##### Given data #####
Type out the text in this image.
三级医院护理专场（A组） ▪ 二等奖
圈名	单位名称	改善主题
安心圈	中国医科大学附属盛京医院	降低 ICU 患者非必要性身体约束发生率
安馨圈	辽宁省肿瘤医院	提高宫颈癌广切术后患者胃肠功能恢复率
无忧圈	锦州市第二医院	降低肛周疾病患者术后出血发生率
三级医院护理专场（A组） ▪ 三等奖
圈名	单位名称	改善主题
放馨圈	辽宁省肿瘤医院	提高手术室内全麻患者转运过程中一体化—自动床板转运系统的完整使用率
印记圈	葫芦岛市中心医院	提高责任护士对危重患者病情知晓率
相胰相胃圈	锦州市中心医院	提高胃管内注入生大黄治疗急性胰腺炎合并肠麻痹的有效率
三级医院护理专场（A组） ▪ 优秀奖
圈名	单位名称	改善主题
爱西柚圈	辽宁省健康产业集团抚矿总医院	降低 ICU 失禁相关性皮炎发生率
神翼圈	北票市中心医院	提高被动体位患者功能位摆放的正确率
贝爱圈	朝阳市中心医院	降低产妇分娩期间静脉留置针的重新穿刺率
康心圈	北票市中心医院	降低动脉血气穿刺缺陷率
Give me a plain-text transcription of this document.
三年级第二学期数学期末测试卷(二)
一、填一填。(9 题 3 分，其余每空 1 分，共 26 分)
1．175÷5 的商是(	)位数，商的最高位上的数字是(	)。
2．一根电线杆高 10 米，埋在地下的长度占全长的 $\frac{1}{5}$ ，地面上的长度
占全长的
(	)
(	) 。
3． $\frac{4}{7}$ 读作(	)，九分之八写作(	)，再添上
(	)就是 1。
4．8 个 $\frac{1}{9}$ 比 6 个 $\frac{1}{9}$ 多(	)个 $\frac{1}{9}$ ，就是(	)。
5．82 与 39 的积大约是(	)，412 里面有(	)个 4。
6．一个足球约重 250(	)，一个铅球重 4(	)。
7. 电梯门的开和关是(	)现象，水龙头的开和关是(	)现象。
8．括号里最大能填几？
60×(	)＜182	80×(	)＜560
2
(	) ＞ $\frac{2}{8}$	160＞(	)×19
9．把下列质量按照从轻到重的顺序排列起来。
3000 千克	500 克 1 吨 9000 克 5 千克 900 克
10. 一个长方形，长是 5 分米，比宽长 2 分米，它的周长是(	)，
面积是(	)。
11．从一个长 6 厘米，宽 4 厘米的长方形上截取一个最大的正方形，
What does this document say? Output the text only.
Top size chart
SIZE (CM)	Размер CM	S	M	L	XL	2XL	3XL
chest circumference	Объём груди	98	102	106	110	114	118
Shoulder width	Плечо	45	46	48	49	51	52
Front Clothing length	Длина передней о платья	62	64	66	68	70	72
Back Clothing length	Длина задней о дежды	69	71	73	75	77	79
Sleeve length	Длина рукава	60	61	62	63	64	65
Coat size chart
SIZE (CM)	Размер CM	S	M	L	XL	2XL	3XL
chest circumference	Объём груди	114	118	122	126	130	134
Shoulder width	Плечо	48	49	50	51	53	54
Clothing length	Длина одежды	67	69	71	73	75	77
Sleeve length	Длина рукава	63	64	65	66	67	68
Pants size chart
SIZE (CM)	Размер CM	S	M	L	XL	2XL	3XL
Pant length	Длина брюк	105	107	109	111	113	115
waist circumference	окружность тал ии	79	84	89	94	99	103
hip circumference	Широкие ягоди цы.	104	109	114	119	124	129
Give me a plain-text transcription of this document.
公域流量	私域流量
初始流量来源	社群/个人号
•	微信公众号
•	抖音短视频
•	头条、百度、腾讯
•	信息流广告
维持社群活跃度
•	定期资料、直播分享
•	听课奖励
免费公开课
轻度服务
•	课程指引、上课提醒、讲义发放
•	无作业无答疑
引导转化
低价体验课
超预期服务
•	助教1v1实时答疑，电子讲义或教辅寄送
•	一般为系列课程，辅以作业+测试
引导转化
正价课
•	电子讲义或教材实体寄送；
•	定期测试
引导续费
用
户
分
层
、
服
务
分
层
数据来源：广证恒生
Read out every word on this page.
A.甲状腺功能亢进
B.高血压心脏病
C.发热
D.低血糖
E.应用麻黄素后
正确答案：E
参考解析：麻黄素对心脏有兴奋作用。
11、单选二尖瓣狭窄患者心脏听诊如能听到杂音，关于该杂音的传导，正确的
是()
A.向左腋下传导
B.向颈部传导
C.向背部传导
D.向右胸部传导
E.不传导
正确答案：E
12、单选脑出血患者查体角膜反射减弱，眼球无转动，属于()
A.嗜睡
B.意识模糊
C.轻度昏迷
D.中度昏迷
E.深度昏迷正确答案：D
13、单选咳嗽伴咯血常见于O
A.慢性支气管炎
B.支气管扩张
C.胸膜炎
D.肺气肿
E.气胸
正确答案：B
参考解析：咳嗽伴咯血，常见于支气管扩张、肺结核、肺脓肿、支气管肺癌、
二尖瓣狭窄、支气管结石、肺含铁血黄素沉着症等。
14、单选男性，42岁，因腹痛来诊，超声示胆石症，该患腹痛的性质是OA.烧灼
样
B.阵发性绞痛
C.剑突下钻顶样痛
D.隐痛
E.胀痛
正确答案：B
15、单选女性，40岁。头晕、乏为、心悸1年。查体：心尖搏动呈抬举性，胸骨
#####
Objective
Within the data above, pick out all lines holding the word "Плечо".

Answer to the exercise
Shoulder width	Плечо	45	46	48	49	51	52
Shoulder width	Плечо	48	49	50	51	53	54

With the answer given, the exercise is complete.